* BEGIN Given data *

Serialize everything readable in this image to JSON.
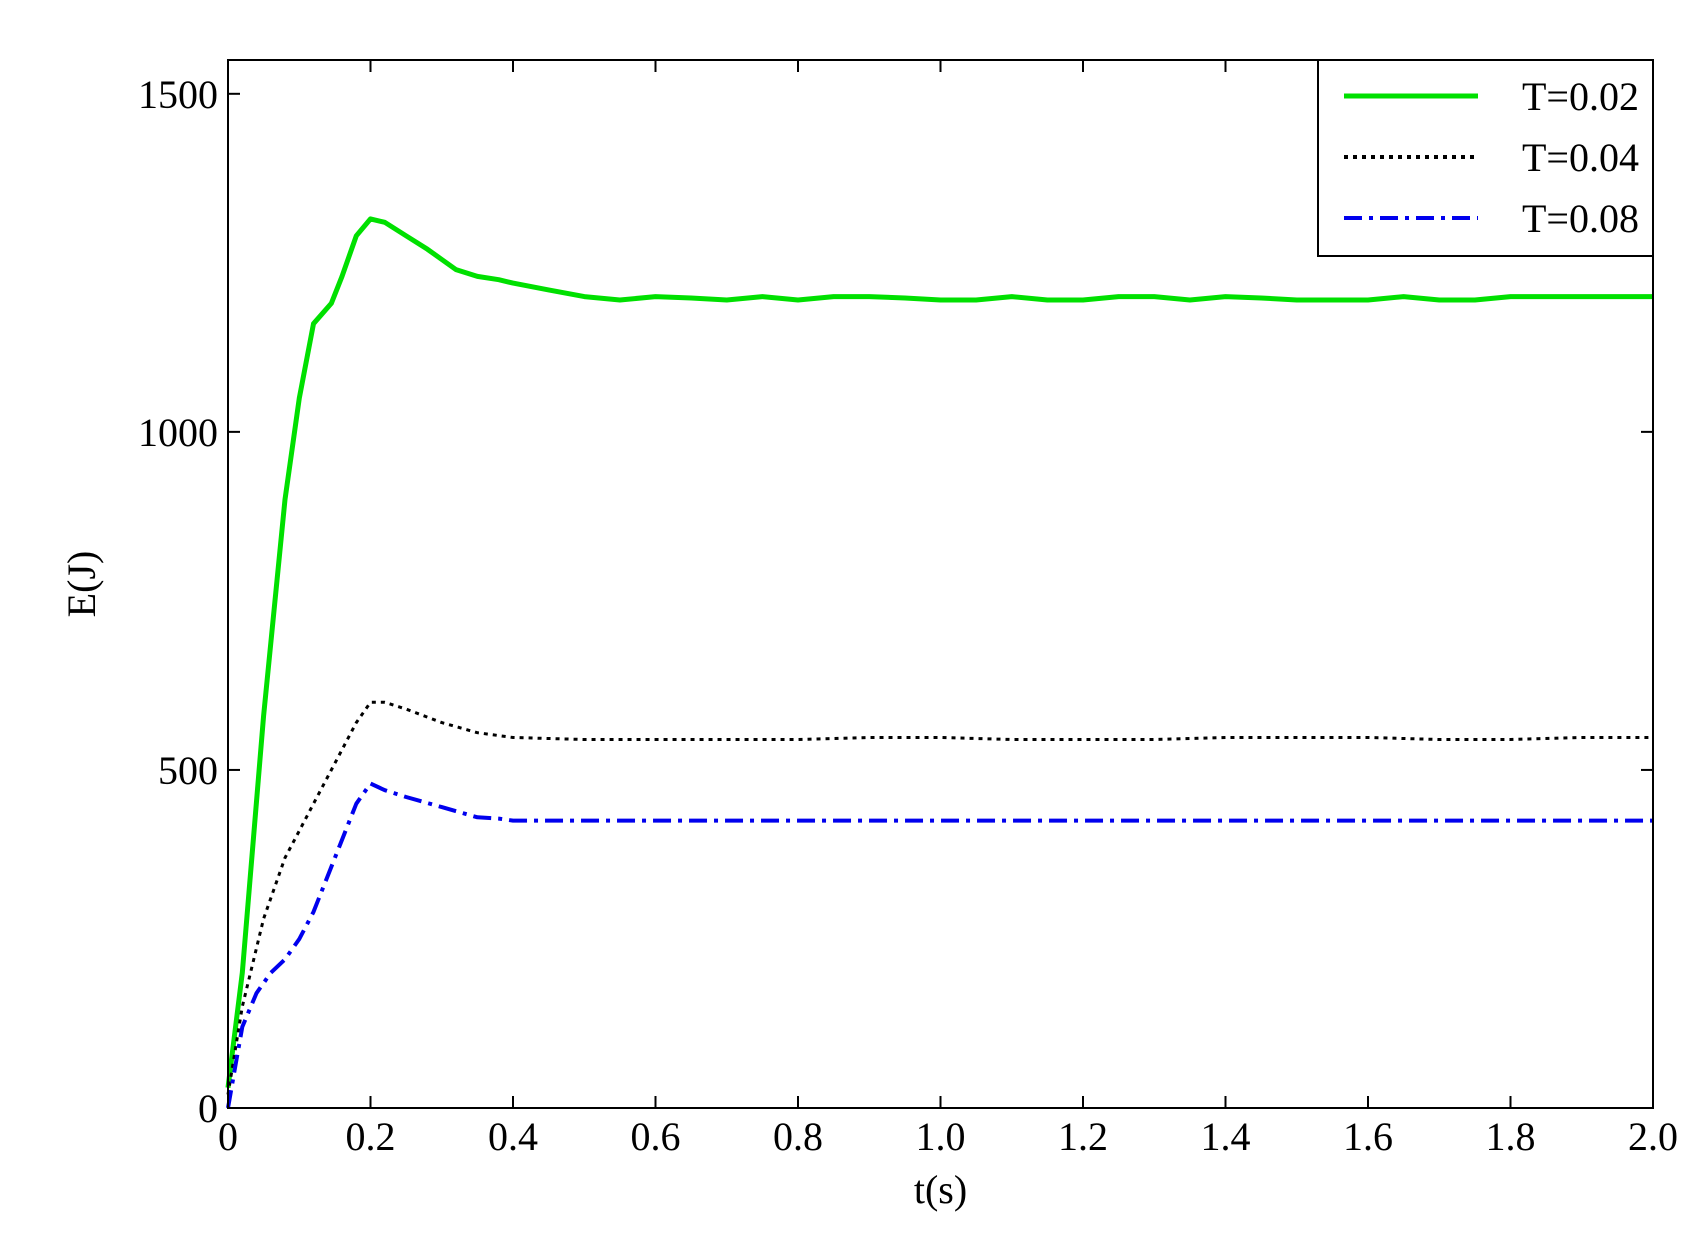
{
  "chart_data": {
    "type": "line",
    "title": "",
    "xlabel": "t(s)",
    "ylabel": "E(J)",
    "xlim": [
      0,
      2.0
    ],
    "ylim": [
      0,
      1550
    ],
    "xticks": [
      0,
      0.2,
      0.4,
      0.6,
      0.8,
      1.0,
      1.2,
      1.4,
      1.6,
      1.8,
      2.0
    ],
    "xtick_labels": [
      "0",
      "0.2",
      "0.4",
      "0.6",
      "0.8",
      "1.0",
      "1.2",
      "1.4",
      "1.6",
      "1.8",
      "2.0"
    ],
    "yticks": [
      0,
      500,
      1000,
      1500
    ],
    "ytick_labels": [
      "0",
      "500",
      "1000",
      "1500"
    ],
    "grid": false,
    "legend_position": "top-right",
    "series": [
      {
        "name": "T=0.02",
        "color": "#00e000",
        "style": "solid",
        "x": [
          0,
          0.02,
          0.05,
          0.08,
          0.1,
          0.12,
          0.145,
          0.16,
          0.18,
          0.2,
          0.22,
          0.25,
          0.28,
          0.3,
          0.32,
          0.35,
          0.38,
          0.4,
          0.45,
          0.5,
          0.55,
          0.6,
          0.65,
          0.7,
          0.75,
          0.8,
          0.85,
          0.9,
          0.95,
          1.0,
          1.05,
          1.1,
          1.15,
          1.2,
          1.25,
          1.3,
          1.35,
          1.4,
          1.45,
          1.5,
          1.55,
          1.6,
          1.65,
          1.7,
          1.75,
          1.8,
          1.85,
          1.9,
          1.95,
          2.0
        ],
        "y": [
          30,
          200,
          580,
          900,
          1050,
          1160,
          1190,
          1230,
          1290,
          1315,
          1310,
          1290,
          1270,
          1255,
          1240,
          1230,
          1225,
          1220,
          1210,
          1200,
          1195,
          1200,
          1198,
          1195,
          1200,
          1195,
          1200,
          1200,
          1198,
          1195,
          1195,
          1200,
          1195,
          1195,
          1200,
          1200,
          1195,
          1200,
          1198,
          1195,
          1195,
          1195,
          1200,
          1195,
          1195,
          1200,
          1200,
          1200,
          1200,
          1200
        ]
      },
      {
        "name": "T=0.04",
        "color": "#000000",
        "style": "dotted",
        "x": [
          0,
          0.02,
          0.05,
          0.08,
          0.1,
          0.12,
          0.15,
          0.18,
          0.2,
          0.22,
          0.25,
          0.3,
          0.35,
          0.4,
          0.5,
          0.6,
          0.7,
          0.8,
          0.9,
          1.0,
          1.1,
          1.2,
          1.3,
          1.4,
          1.5,
          1.6,
          1.7,
          1.8,
          1.9,
          2.0
        ],
        "y": [
          20,
          150,
          280,
          370,
          410,
          450,
          510,
          570,
          600,
          600,
          590,
          570,
          555,
          548,
          545,
          545,
          545,
          545,
          548,
          548,
          545,
          545,
          545,
          548,
          548,
          548,
          545,
          545,
          548,
          548
        ]
      },
      {
        "name": "T=0.08",
        "color": "#0000ee",
        "style": "dashdot",
        "x": [
          0,
          0.01,
          0.02,
          0.04,
          0.06,
          0.08,
          0.1,
          0.12,
          0.15,
          0.18,
          0.2,
          0.22,
          0.25,
          0.3,
          0.35,
          0.38,
          0.4,
          0.5,
          0.6,
          0.8,
          1.0,
          1.2,
          1.4,
          1.6,
          1.8,
          2.0
        ],
        "y": [
          0,
          60,
          120,
          170,
          200,
          220,
          250,
          290,
          370,
          450,
          480,
          470,
          460,
          445,
          430,
          428,
          425,
          425,
          425,
          425,
          425,
          425,
          425,
          425,
          425,
          425
        ]
      }
    ]
  }
}
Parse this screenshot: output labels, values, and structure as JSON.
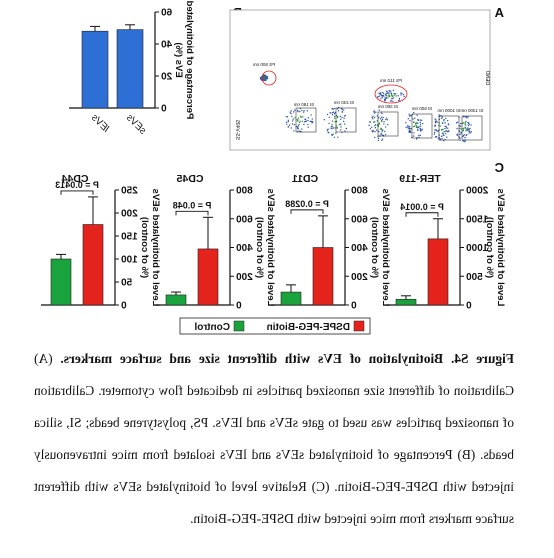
{
  "panel_labels": [
    "A",
    "B",
    "C"
  ],
  "panel_a": {
    "gates": [
      "PS 500 nm",
      "SI 1300 nm",
      "SI 1000 nm",
      "SI 500 nm",
      "SI 300 nm",
      "SI 240 nm",
      "SI 180 nm",
      "PS 110 nm"
    ],
    "x_axis": "SS-V405",
    "y_axis": "DENO"
  },
  "chart_data": [
    {
      "type": "bar",
      "ylabel": [
        "Percentage of biotinylated",
        "EVs (%)"
      ],
      "categories": [
        "sEVs",
        "lEVs"
      ],
      "color": "#2e6fd6",
      "values": [
        49,
        48
      ],
      "errors": [
        3,
        3
      ],
      "ylim": [
        0,
        60
      ],
      "yticks": [
        0,
        20,
        40,
        60
      ]
    },
    {
      "type": "bar",
      "title": "TER-119",
      "ylabel": [
        "Level of biotinylated sEVs",
        "(% of control)"
      ],
      "series": [
        {
          "name": "DSPE-PEG-Biotin",
          "color": "#e3231c",
          "values": [
            1150
          ],
          "errors": [
            350
          ]
        },
        {
          "name": "Control",
          "color": "#1aa33c",
          "values": [
            100
          ],
          "errors": [
            60
          ]
        }
      ],
      "annotation": "P = 0.0014",
      "ylim": [
        0,
        2000
      ],
      "yticks": [
        0,
        500,
        1000,
        1500,
        2000
      ]
    },
    {
      "type": "bar",
      "title": "CD11",
      "ylabel": [
        "Level of biotinylated sEVs",
        "(% of control)"
      ],
      "series": [
        {
          "name": "DSPE-PEG-Biotin",
          "color": "#e3231c",
          "values": [
            400
          ],
          "errors": [
            220
          ]
        },
        {
          "name": "Control",
          "color": "#1aa33c",
          "values": [
            90
          ],
          "errors": [
            50
          ]
        }
      ],
      "annotation": "P = 0.0288",
      "ylim": [
        0,
        800
      ],
      "yticks": [
        0,
        200,
        400,
        600,
        800
      ]
    },
    {
      "type": "bar",
      "title": "CD45",
      "ylabel": [
        "Level of biotinylated sEVs",
        "(% of control)"
      ],
      "series": [
        {
          "name": "DSPE-PEG-Biotin",
          "color": "#e3231c",
          "values": [
            390
          ],
          "errors": [
            220
          ]
        },
        {
          "name": "Control",
          "color": "#1aa33c",
          "values": [
            70
          ],
          "errors": [
            20
          ]
        }
      ],
      "annotation": "P = 0.048",
      "ylim": [
        0,
        800
      ],
      "yticks": [
        0,
        200,
        400,
        600,
        800
      ]
    },
    {
      "type": "bar",
      "title": "CD44",
      "ylabel": [
        "Level of biotinylated sEVs",
        "(% of control)"
      ],
      "series": [
        {
          "name": "DSPE-PEG-Biotin",
          "color": "#e3231c",
          "values": [
            175
          ],
          "errors": [
            60
          ]
        },
        {
          "name": "Control",
          "color": "#1aa33c",
          "values": [
            100
          ],
          "errors": [
            10
          ]
        }
      ],
      "annotation": "P = 0.0413",
      "ylim": [
        0,
        250
      ],
      "yticks": [
        0,
        50,
        100,
        150,
        200,
        250
      ]
    }
  ],
  "caption": {
    "title": "Figure S4. Biotinylation of EVs with different size and surface markers.",
    "body": "(A) Calibration of different size nanosized particles in dedicated flow cytometer. Calibration of nanosized particles was used to gate sEVs and lEVs. PS, polystyrene beads; SI, silica beads. (B) Percentage of biotinylated sEVs and lEVs isolated from mice intravenously injected with DSPE-PEG-Biotin. (C) Relative level of biotinylated sEVs with different surface markers from mice injected with DSPE-PEG-Biotin."
  }
}
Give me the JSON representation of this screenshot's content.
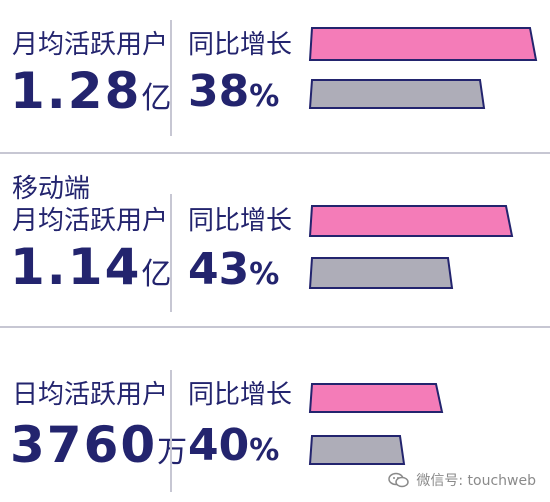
{
  "sections": [
    {
      "title_line1": "",
      "title_line2": "月均活跃用户",
      "value": "1.28",
      "unit": "亿",
      "growth_label": "同比增长",
      "growth_value": "38",
      "growth_unit": "%"
    },
    {
      "title_line1": "移动端",
      "title_line2": "月均活跃用户",
      "value": "1.14",
      "unit": "亿",
      "growth_label": "同比增长",
      "growth_value": "43",
      "growth_unit": "%"
    },
    {
      "title_line1": "",
      "title_line2": "日均活跃用户",
      "value": "3760",
      "unit": "万",
      "growth_label": "同比增长",
      "growth_value": "40",
      "growth_unit": "%"
    }
  ],
  "colors": {
    "pink": "#f47cb8",
    "gray": "#aeadb8",
    "navy": "#23246e",
    "divider": "#c7c7d3"
  },
  "watermark": {
    "icon": "wechat-icon",
    "text": "微信号: touchweb"
  },
  "chart_data": {
    "type": "bar",
    "categories": [
      "月均活跃用户",
      "移动端月均活跃用户",
      "日均活跃用户"
    ],
    "series": [
      {
        "values": [
          1.0,
          1.0,
          1.0
        ]
      },
      {
        "values": [
          0.72,
          0.7,
          0.71
        ]
      }
    ],
    "annotations": [
      "1.28亿",
      "38%",
      "1.14亿",
      "43%",
      "3760万",
      "40%"
    ]
  }
}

* END Given data *

Do this:
In the listing above, find the lines holding the word "JSON" and copy them.

Written response:
Serialize everything readable in this image to JSON.
Parse this screenshot: output labels, values, and structure as JSON.
Give me the JSON representation of this screenshot's content.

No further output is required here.